→ What you are asked to do:
Copy the rows starting at the first one and ending at the row that contains "152, 1778, 177]", replacing "dialog-header" with "modal-header" and changing nothing else. Output only those rows.

→ Entries:
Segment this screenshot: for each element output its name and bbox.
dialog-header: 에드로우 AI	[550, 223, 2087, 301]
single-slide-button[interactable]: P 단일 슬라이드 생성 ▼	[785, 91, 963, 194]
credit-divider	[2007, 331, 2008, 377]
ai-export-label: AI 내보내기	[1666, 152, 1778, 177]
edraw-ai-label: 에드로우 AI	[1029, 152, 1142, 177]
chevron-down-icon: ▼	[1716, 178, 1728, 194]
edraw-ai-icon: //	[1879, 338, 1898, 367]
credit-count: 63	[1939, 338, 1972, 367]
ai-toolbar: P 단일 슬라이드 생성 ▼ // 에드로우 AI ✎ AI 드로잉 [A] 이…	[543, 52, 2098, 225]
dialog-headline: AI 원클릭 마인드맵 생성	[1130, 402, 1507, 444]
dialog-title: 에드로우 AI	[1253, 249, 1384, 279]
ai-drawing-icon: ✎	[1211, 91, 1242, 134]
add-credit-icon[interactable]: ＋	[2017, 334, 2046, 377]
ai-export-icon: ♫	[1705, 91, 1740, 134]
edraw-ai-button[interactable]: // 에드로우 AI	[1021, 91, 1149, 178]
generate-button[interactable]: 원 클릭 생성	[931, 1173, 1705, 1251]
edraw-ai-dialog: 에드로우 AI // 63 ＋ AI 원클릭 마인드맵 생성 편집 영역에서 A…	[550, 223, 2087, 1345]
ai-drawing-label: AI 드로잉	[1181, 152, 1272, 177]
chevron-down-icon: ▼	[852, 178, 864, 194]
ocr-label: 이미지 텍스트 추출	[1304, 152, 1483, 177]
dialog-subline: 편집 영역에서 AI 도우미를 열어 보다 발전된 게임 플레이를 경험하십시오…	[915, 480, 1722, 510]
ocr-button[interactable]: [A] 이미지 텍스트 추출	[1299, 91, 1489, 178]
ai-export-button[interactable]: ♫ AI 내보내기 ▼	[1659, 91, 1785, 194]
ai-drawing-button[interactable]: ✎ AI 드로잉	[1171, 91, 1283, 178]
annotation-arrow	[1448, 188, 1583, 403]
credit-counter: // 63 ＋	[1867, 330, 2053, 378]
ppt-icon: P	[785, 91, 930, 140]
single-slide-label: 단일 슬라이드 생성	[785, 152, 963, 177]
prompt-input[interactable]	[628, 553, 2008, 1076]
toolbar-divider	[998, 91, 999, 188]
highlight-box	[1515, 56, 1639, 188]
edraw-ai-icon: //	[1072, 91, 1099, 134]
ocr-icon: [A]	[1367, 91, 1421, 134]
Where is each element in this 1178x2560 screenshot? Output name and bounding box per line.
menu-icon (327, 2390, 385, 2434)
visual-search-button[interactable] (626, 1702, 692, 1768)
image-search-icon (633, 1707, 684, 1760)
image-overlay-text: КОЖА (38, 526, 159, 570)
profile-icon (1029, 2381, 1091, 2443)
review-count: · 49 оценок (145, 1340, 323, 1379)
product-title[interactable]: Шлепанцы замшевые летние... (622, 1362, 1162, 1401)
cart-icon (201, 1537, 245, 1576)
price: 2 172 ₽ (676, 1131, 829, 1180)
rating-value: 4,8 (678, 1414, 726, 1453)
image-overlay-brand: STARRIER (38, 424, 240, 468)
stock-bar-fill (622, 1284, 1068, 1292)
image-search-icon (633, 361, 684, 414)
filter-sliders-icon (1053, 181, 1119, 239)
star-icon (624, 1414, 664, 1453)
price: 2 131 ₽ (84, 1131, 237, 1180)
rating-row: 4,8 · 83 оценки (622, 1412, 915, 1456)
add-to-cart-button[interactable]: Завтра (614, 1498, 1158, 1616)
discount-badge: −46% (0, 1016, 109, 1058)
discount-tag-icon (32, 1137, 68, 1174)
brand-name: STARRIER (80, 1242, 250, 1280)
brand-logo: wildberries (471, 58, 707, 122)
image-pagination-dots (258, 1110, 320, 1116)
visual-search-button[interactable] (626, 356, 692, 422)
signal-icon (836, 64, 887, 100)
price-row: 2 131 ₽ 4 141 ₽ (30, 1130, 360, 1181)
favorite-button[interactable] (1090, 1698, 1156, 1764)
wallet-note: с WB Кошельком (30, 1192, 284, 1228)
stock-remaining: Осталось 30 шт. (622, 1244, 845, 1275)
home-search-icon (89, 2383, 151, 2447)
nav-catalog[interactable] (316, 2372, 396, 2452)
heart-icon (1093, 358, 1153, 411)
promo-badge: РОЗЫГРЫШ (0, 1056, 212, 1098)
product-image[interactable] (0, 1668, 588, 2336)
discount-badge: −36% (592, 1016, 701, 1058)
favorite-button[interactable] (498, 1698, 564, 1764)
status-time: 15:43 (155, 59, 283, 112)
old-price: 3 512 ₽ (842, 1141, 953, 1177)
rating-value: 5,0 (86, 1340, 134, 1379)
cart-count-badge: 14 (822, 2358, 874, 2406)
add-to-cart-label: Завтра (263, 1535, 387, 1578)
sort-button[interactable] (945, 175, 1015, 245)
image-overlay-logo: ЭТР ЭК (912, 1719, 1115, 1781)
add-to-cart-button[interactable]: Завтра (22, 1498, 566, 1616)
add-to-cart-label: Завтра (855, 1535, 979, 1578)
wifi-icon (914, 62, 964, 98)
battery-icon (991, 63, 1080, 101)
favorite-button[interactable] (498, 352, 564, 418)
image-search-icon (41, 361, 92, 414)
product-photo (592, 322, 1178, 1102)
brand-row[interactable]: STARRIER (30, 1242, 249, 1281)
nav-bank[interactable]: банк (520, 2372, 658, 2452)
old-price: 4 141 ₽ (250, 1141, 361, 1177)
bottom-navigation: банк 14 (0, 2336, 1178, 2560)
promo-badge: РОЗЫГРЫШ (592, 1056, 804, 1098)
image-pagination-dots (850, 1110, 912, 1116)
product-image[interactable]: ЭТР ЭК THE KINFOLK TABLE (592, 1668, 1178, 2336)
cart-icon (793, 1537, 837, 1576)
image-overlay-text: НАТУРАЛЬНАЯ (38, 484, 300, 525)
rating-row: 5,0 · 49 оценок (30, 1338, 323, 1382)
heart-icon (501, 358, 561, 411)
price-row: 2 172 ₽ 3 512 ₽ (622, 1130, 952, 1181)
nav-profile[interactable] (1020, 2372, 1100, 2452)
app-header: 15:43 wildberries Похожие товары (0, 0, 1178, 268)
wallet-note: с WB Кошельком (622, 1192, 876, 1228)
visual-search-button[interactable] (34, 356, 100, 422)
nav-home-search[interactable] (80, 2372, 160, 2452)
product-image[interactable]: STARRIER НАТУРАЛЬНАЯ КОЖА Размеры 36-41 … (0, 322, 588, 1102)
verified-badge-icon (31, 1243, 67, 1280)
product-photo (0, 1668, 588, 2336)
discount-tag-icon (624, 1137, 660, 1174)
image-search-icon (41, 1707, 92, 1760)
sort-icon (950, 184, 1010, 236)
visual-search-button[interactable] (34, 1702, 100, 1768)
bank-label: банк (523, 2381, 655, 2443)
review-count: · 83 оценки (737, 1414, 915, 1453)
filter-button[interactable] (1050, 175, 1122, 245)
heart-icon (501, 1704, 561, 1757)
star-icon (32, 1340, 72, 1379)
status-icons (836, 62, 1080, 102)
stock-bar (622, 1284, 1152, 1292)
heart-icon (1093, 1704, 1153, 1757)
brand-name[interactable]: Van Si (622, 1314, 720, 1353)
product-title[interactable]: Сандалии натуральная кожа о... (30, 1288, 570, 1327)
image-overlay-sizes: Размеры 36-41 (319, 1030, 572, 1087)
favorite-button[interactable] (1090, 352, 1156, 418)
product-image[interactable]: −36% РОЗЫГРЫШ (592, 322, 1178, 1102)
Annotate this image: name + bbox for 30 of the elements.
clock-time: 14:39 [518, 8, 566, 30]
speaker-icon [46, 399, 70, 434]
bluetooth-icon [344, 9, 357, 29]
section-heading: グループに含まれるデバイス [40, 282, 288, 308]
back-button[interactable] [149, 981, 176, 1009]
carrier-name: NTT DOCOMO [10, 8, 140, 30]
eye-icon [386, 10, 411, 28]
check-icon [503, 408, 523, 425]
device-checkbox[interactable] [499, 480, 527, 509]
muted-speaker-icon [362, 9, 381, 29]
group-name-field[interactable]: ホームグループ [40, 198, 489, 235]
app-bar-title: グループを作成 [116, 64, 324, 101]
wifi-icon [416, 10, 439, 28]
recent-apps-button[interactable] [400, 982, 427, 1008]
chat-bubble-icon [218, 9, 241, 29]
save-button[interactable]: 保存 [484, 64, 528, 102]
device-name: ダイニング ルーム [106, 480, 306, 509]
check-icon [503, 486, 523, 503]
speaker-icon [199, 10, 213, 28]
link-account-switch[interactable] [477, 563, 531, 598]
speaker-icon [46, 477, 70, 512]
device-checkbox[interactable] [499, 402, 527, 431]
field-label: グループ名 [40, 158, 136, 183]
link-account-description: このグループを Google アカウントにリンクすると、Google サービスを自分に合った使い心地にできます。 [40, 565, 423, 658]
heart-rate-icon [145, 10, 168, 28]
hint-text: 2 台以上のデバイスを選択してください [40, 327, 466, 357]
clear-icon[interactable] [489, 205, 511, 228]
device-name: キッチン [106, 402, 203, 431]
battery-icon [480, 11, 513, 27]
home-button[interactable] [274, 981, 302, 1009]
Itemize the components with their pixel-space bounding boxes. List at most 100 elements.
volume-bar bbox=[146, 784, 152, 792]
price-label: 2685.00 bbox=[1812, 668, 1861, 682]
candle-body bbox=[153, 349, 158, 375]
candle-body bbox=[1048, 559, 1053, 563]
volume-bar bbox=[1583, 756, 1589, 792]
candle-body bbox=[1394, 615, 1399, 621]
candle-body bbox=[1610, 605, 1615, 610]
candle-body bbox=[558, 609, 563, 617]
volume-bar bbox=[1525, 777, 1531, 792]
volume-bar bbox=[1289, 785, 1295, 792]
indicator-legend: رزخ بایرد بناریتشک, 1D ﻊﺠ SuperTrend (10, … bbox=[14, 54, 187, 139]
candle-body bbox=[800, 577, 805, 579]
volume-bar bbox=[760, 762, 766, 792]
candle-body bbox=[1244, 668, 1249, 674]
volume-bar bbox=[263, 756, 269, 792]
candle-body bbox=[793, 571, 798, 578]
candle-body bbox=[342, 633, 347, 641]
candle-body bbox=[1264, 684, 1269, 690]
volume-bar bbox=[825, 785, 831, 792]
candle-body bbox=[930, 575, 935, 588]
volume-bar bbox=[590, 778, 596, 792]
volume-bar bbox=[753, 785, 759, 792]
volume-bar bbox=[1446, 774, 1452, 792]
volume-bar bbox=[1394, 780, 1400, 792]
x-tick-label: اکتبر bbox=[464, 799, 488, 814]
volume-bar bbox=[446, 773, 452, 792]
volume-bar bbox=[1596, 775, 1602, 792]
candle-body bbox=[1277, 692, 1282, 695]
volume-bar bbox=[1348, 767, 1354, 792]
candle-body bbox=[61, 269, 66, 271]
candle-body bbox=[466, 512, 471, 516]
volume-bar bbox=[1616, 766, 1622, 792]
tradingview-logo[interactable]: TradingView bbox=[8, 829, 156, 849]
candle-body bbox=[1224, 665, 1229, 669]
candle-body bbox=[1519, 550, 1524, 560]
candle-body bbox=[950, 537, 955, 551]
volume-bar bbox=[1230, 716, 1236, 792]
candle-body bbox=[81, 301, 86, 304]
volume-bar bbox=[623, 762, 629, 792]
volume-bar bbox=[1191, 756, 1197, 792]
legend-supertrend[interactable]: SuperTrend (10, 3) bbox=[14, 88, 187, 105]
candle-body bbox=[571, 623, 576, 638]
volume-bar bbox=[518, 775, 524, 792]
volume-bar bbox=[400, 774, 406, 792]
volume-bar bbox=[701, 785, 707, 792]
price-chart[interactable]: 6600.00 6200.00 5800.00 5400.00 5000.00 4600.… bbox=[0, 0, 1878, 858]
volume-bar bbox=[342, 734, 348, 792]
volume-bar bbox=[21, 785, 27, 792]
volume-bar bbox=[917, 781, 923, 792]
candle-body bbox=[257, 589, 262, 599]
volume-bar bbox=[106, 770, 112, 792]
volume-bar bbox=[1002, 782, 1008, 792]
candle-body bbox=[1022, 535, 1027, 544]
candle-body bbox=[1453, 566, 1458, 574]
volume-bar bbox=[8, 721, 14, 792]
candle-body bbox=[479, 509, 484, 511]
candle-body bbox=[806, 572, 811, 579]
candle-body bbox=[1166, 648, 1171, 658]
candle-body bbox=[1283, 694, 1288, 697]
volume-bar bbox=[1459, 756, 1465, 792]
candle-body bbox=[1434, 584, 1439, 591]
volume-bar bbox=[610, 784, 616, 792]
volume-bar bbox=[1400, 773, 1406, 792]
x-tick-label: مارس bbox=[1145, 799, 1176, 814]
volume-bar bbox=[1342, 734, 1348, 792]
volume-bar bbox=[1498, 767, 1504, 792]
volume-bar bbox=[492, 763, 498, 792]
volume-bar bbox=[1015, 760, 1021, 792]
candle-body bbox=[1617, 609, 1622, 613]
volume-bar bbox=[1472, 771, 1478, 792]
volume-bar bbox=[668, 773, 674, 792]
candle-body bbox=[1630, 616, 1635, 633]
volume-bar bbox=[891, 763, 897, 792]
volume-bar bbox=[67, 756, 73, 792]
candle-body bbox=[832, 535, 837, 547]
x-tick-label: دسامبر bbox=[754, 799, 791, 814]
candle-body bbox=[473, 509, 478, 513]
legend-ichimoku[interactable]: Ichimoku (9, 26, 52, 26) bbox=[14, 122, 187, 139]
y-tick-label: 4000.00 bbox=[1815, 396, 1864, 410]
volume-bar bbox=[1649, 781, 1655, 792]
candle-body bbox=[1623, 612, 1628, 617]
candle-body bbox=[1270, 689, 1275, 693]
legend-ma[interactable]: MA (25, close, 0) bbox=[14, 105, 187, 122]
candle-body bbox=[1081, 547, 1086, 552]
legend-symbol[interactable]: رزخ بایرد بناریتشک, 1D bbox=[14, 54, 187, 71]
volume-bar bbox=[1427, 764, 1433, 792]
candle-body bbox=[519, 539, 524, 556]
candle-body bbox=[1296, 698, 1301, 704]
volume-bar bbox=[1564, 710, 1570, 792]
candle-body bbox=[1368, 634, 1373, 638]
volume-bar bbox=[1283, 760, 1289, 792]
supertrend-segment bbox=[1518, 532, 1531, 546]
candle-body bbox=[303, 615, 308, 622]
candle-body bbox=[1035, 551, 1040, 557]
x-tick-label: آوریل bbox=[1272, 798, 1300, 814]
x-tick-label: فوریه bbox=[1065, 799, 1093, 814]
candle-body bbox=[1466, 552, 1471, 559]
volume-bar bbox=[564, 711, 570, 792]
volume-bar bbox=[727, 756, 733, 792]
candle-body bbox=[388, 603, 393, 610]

→ Written solution:
Segment this screenshot: for each element output its name and bbox.
modal-header: 에드로우 AI	[550, 223, 2087, 301]
single-slide-button[interactable]: P 단일 슬라이드 생성 ▼	[785, 91, 963, 194]
credit-divider	[2007, 331, 2008, 377]
ai-export-label: AI 내보내기	[1666, 152, 1778, 177]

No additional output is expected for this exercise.